* **Written instruction**:
Each line of the material must be repeated precisely, with the pictures left out.

* **Extracted material**:
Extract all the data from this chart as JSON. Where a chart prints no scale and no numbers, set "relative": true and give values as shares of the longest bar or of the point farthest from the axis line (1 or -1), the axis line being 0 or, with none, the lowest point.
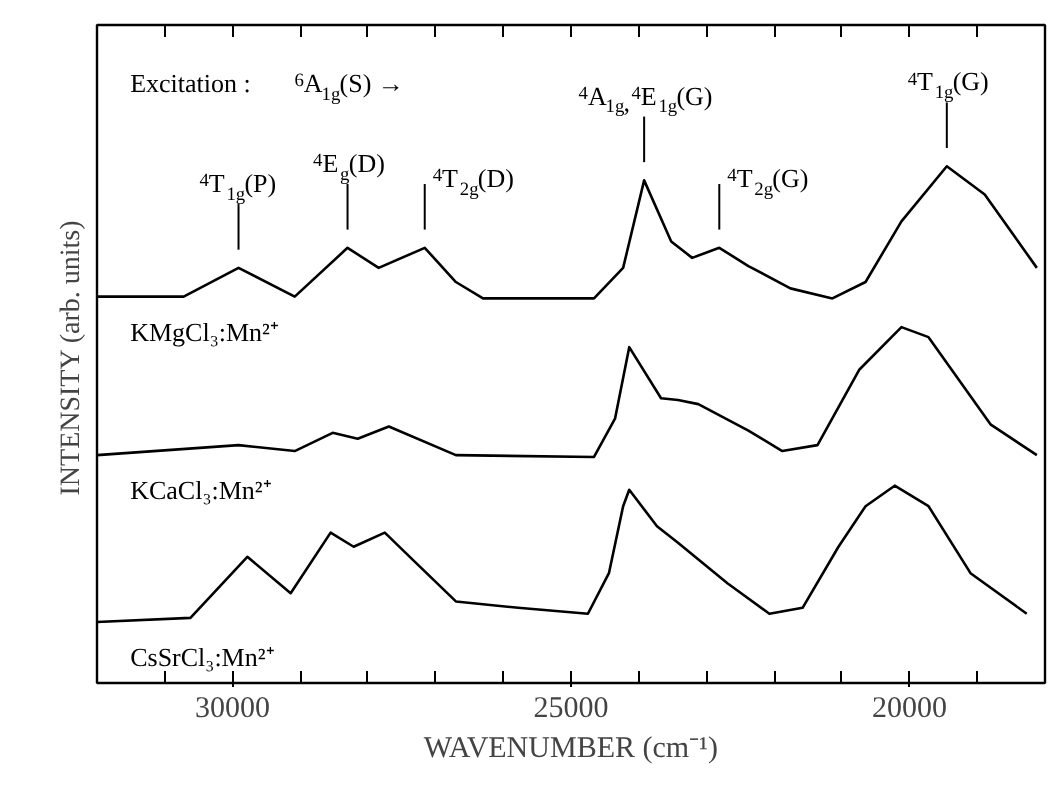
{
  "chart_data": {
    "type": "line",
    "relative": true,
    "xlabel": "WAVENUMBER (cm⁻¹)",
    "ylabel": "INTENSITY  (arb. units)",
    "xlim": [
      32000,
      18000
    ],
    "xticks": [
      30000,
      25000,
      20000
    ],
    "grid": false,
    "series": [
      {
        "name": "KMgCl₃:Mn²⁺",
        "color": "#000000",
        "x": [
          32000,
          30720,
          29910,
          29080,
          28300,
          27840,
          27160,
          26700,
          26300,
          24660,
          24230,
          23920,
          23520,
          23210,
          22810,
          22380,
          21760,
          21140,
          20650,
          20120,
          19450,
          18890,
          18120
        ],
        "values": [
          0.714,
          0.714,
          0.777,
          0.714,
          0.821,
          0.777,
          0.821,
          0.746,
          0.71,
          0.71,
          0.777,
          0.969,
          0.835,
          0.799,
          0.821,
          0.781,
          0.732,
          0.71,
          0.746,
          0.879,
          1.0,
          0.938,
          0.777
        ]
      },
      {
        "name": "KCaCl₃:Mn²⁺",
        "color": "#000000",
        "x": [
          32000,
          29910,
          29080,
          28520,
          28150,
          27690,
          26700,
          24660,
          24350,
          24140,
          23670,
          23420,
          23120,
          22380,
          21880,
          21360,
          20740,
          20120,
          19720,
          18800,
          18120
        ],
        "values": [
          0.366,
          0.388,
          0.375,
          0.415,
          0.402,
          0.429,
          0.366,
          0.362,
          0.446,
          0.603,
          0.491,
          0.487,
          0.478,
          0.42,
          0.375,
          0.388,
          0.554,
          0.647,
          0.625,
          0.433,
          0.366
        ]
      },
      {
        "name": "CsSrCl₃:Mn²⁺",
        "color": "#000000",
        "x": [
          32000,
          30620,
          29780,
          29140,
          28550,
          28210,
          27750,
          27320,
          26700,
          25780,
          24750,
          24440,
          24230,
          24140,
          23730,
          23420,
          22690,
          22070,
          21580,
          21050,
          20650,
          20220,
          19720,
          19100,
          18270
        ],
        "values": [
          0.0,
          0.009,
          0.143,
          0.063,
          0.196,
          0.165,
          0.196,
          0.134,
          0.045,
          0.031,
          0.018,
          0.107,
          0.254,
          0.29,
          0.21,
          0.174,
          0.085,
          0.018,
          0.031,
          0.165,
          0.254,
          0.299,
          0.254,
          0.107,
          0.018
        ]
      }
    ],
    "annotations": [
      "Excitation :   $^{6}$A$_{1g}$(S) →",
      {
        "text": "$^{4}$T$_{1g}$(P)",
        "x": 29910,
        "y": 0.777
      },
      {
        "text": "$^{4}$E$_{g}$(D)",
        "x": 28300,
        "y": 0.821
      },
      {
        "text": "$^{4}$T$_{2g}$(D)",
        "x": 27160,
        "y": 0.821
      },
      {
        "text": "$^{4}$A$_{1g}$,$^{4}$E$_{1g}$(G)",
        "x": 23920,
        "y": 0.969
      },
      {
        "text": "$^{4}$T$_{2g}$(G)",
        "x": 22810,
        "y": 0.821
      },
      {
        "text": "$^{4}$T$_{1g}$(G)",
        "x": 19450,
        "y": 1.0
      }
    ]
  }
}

* **Solution for this exercise**:
Extract all the data from this chart as JSON. Where a chart prints no scale and no numbers, set "relative": true and give values as shares of the longest bar or of the point farthest from the axis line (1 or -1), the axis line being 0 or, with none, the lowest point.
{
  "chart_data": {
    "type": "line",
    "relative": true,
    "xlabel": "WAVENUMBER (cm⁻¹)",
    "ylabel": "INTENSITY  (arb. units)",
    "xlim": [
      32000,
      18000
    ],
    "xticks": [
      30000,
      25000,
      20000
    ],
    "grid": false,
    "series": [
      {
        "name": "KMgCl₃:Mn²⁺",
        "color": "#000000",
        "x": [
          32000,
          30720,
          29910,
          29080,
          28300,
          27840,
          27160,
          26700,
          26300,
          24660,
          24230,
          23920,
          23520,
          23210,
          22810,
          22380,
          21760,
          21140,
          20650,
          20120,
          19450,
          18890,
          18120
        ],
        "values": [
          0.714,
          0.714,
          0.777,
          0.714,
          0.821,
          0.777,
          0.821,
          0.746,
          0.71,
          0.71,
          0.777,
          0.969,
          0.835,
          0.799,
          0.821,
          0.781,
          0.732,
          0.71,
          0.746,
          0.879,
          1.0,
          0.938,
          0.777
        ]
      },
      {
        "name": "KCaCl₃:Mn²⁺",
        "color": "#000000",
        "x": [
          32000,
          29910,
          29080,
          28520,
          28150,
          27690,
          26700,
          24660,
          24350,
          24140,
          23670,
          23420,
          23120,
          22380,
          21880,
          21360,
          20740,
          20120,
          19720,
          18800,
          18120
        ],
        "values": [
          0.366,
          0.388,
          0.375,
          0.415,
          0.402,
          0.429,
          0.366,
          0.362,
          0.446,
          0.603,
          0.491,
          0.487,
          0.478,
          0.42,
          0.375,
          0.388,
          0.554,
          0.647,
          0.625,
          0.433,
          0.366
        ]
      },
      {
        "name": "CsSrCl₃:Mn²⁺",
        "color": "#000000",
        "x": [
          32000,
          30620,
          29780,
          29140,
          28550,
          28210,
          27750,
          27320,
          26700,
          25780,
          24750,
          24440,
          24230,
          24140,
          23730,
          23420,
          22690,
          22070,
          21580,
          21050,
          20650,
          20220,
          19720,
          19100,
          18270
        ],
        "values": [
          0.0,
          0.009,
          0.143,
          0.063,
          0.196,
          0.165,
          0.196,
          0.134,
          0.045,
          0.031,
          0.018,
          0.107,
          0.254,
          0.29,
          0.21,
          0.174,
          0.085,
          0.018,
          0.031,
          0.165,
          0.254,
          0.299,
          0.254,
          0.107,
          0.018
        ]
      }
    ],
    "annotations": [
      "Excitation :   $^{6}$A$_{1g}$(S) →",
      {
        "text": "$^{4}$T$_{1g}$(P)",
        "x": 29910,
        "y": 0.777
      },
      {
        "text": "$^{4}$E$_{g}$(D)",
        "x": 28300,
        "y": 0.821
      },
      {
        "text": "$^{4}$T$_{2g}$(D)",
        "x": 27160,
        "y": 0.821
      },
      {
        "text": "$^{4}$A$_{1g}$,$^{4}$E$_{1g}$(G)",
        "x": 23920,
        "y": 0.969
      },
      {
        "text": "$^{4}$T$_{2g}$(G)",
        "x": 22810,
        "y": 0.821
      },
      {
        "text": "$^{4}$T$_{1g}$(G)",
        "x": 19450,
        "y": 1.0
      }
    ]
  }
}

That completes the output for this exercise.